(Stored items)

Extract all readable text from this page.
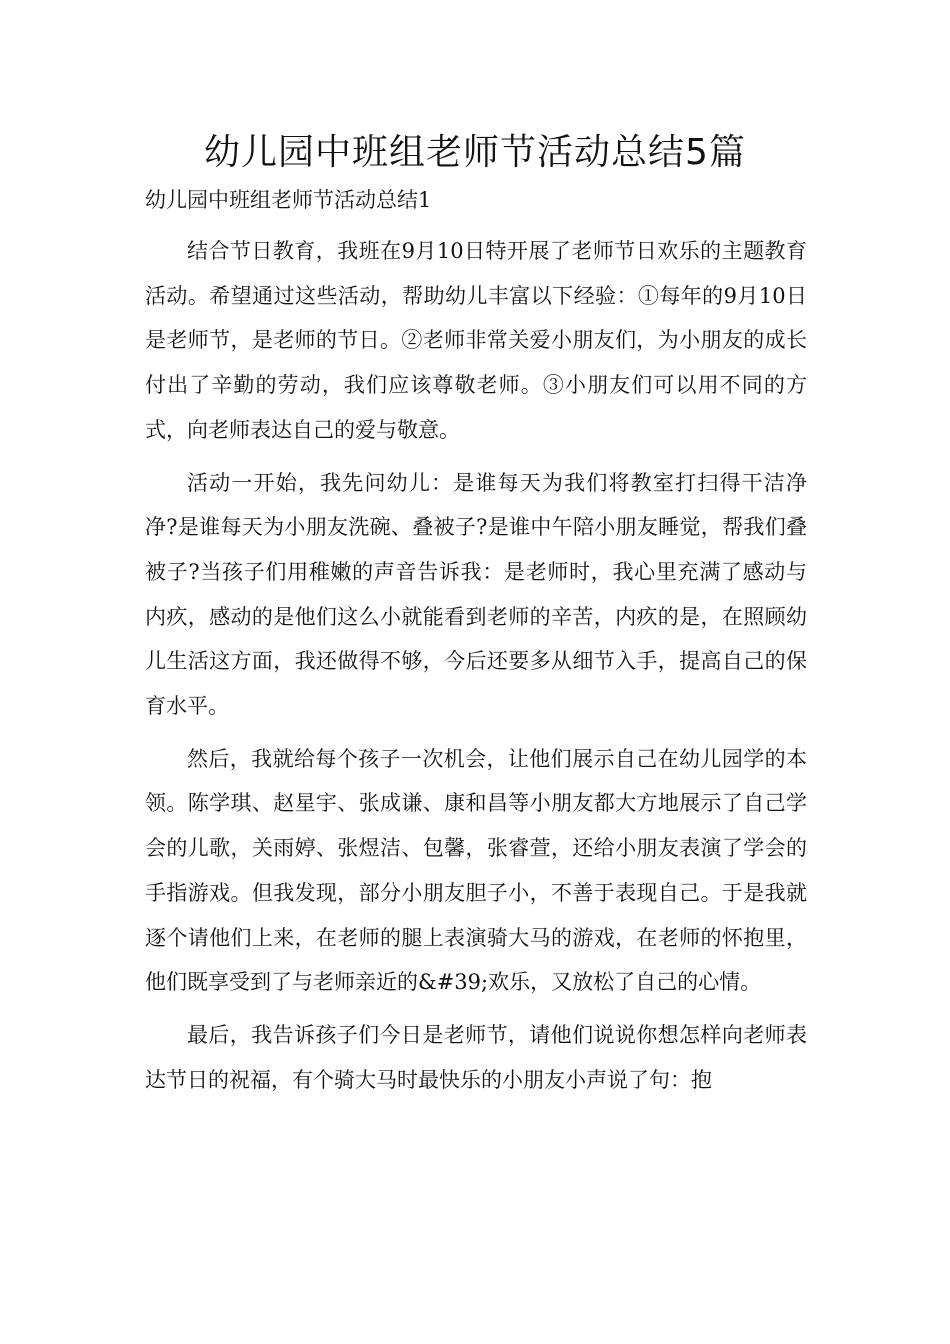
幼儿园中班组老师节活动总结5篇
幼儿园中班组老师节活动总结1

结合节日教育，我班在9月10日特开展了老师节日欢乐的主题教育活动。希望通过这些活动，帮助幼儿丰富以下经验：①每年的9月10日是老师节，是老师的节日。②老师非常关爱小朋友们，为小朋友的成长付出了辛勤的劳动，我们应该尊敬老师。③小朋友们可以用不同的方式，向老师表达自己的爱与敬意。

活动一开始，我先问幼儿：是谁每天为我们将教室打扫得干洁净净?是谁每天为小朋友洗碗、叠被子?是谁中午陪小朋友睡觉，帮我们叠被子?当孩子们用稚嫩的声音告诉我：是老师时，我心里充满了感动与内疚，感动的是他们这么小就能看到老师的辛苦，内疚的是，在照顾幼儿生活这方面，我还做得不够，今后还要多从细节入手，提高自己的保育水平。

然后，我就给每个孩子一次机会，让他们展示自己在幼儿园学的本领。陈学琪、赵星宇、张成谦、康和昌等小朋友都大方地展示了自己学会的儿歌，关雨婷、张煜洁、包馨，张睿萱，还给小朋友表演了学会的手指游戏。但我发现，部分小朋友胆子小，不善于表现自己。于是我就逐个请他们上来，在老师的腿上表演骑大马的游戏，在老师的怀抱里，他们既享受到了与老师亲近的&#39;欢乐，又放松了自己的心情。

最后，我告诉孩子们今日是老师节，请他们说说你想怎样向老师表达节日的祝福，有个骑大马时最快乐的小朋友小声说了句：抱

• _PROBLEM REQUIREMENTS_
Reproduce the entries above without change, omitting all pictures.

• _RESULT OF THE EXERCISE_
Extract all readable text from this page.
幼儿园中班组老师节活动总结5篇
幼儿园中班组老师节活动总结1

结合节日教育，我班在9月10日特开展了老师节日欢乐的主题教育活动。希望通过这些活动，帮助幼儿丰富以下经验：①每年的9月10日是老师节，是老师的节日。②老师非常关爱小朋友们，为小朋友的成长付出了辛勤的劳动，我们应该尊敬老师。③小朋友们可以用不同的方式，向老师表达自己的爱与敬意。

活动一开始，我先问幼儿：是谁每天为我们将教室打扫得干洁净净?是谁每天为小朋友洗碗、叠被子?是谁中午陪小朋友睡觉，帮我们叠被子?当孩子们用稚嫩的声音告诉我：是老师时，我心里充满了感动与内疚，感动的是他们这么小就能看到老师的辛苦，内疚的是，在照顾幼儿生活这方面，我还做得不够，今后还要多从细节入手，提高自己的保育水平。

然后，我就给每个孩子一次机会，让他们展示自己在幼儿园学的本领。陈学琪、赵星宇、张成谦、康和昌等小朋友都大方地展示了自己学会的儿歌，关雨婷、张煜洁、包馨，张睿萱，还给小朋友表演了学会的手指游戏。但我发现，部分小朋友胆子小，不善于表现自己。于是我就逐个请他们上来，在老师的腿上表演骑大马的游戏，在老师的怀抱里，他们既享受到了与老师亲近的&#39;欢乐，又放松了自己的心情。

最后，我告诉孩子们今日是老师节，请他们说说你想怎样向老师表达节日的祝福，有个骑大马时最快乐的小朋友小声说了句：抱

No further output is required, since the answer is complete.